Input for this task:
※ ※ ※

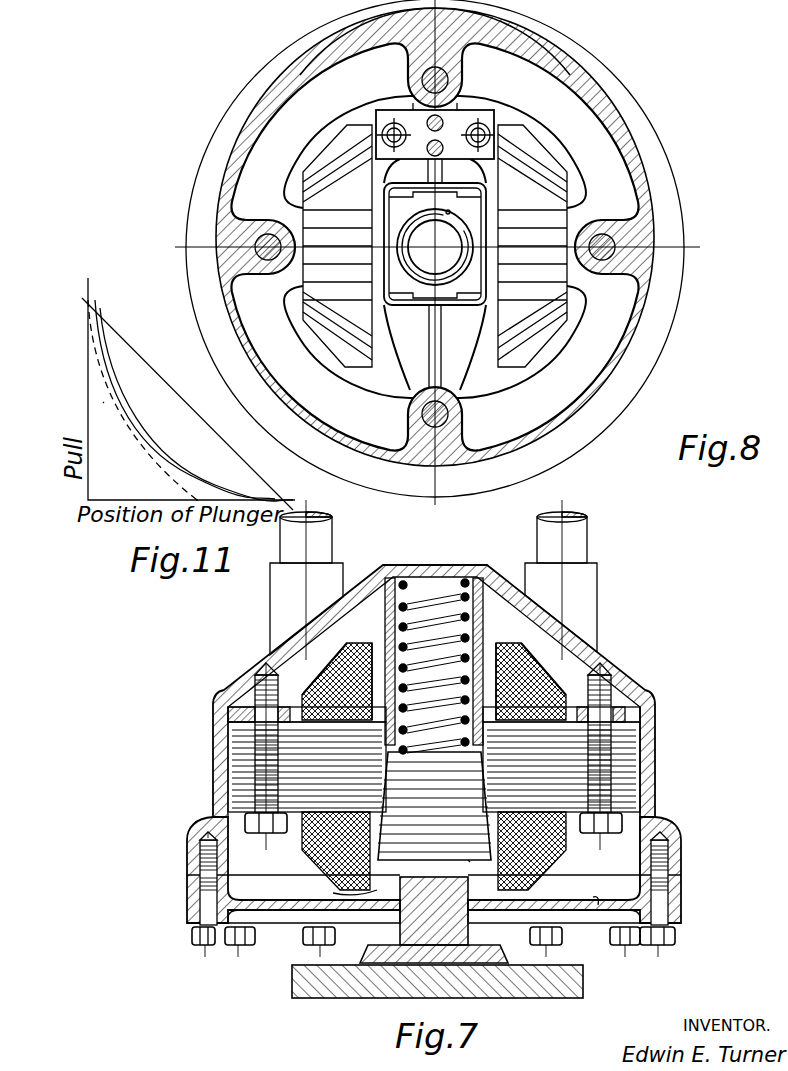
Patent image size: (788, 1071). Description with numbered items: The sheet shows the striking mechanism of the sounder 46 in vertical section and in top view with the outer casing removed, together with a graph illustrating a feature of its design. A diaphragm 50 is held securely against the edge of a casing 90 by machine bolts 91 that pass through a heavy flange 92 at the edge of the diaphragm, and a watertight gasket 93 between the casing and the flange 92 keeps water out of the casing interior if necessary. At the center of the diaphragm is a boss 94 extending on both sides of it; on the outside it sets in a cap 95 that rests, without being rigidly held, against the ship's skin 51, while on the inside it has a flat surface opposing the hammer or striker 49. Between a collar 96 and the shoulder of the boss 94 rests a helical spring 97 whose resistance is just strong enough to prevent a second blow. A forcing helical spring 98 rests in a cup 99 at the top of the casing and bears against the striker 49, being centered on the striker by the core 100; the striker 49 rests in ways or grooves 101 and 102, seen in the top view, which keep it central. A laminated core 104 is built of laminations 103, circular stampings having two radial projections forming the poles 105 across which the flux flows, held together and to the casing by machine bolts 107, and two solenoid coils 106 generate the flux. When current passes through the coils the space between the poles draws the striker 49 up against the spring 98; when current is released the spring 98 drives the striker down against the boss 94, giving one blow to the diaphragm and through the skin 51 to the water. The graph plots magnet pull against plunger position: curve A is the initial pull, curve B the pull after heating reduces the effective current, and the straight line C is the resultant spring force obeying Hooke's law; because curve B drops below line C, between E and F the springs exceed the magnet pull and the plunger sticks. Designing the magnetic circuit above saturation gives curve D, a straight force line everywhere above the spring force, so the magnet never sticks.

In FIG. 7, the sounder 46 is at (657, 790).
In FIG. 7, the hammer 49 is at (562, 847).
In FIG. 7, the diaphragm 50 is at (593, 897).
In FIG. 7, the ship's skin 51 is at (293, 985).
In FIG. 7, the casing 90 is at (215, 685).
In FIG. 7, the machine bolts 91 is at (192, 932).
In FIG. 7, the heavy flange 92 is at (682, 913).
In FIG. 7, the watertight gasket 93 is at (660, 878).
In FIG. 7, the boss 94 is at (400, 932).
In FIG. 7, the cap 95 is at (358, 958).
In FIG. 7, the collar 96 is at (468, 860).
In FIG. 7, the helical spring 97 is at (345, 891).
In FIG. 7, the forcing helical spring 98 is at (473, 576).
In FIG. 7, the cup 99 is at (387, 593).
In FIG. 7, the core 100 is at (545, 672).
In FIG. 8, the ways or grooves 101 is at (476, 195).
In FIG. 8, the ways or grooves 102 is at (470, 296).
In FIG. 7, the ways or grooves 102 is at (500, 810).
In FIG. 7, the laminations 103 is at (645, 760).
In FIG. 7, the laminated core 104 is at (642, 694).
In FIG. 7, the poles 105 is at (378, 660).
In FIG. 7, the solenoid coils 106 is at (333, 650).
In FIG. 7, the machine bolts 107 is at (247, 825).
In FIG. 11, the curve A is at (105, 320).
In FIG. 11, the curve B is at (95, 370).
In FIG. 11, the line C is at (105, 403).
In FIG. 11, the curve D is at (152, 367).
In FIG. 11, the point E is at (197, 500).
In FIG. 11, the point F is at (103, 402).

※ ※ ※

Exercise directions: Rewrite the records from the start through the line that contains "In FIG. 7, the diaphragm 50 is at (593, 897).", replacing "vertical section" with "vertical cross-section" and keeping everything else the same. Omit the pictures from your answer.

The completed task:
Patent image size: (788, 1071). Description with numbered items: The sheet shows the striking mechanism of the sounder 46 in vertical cross-section and in top view with the outer casing removed, together with a graph illustrating a feature of its design. A diaphragm 50 is held securely against the edge of a casing 90 by machine bolts 91 that pass through a heavy flange 92 at the edge of the diaphragm, and a watertight gasket 93 between the casing and the flange 92 keeps water out of the casing interior if necessary. At the center of the diaphragm is a boss 94 extending on both sides of it; on the outside it sets in a cap 95 that rests, without being rigidly held, against the ship's skin 51, while on the inside it has a flat surface opposing the hammer or striker 49. Between a collar 96 and the shoulder of the boss 94 rests a helical spring 97 whose resistance is just strong enough to prevent a second blow. A forcing helical spring 98 rests in a cup 99 at the top of the casing and bears against the striker 49, being centered on the striker by the core 100; the striker 49 rests in ways or grooves 101 and 102, seen in the top view, which keep it central. A laminated core 104 is built of laminations 103, circular stampings having two radial projections forming the poles 105 across which the flux flows, held together and to the casing by machine bolts 107, and two solenoid coils 106 generate the flux. When current passes through the coils the space between the poles draws the striker 49 up against the spring 98; when current is released the spring 98 drives the striker down against the boss 94, giving one blow to the diaphragm and through the skin 51 to the water. The graph plots magnet pull against plunger position: curve A is the initial pull, curve B the pull after heating reduces the effective current, and the straight line C is the resultant spring force obeying Hooke's law; because curve B drops below line C, between E and F the springs exceed the magnet pull and the plunger sticks. Designing the magnetic circuit above saturation gives curve D, a straight force line everywhere above the spring force, so the magnet never sticks.

In FIG. 7, the sounder 46 is at (657, 790).
In FIG. 7, the hammer 49 is at (562, 847).
In FIG. 7, the diaphragm 50 is at (593, 897).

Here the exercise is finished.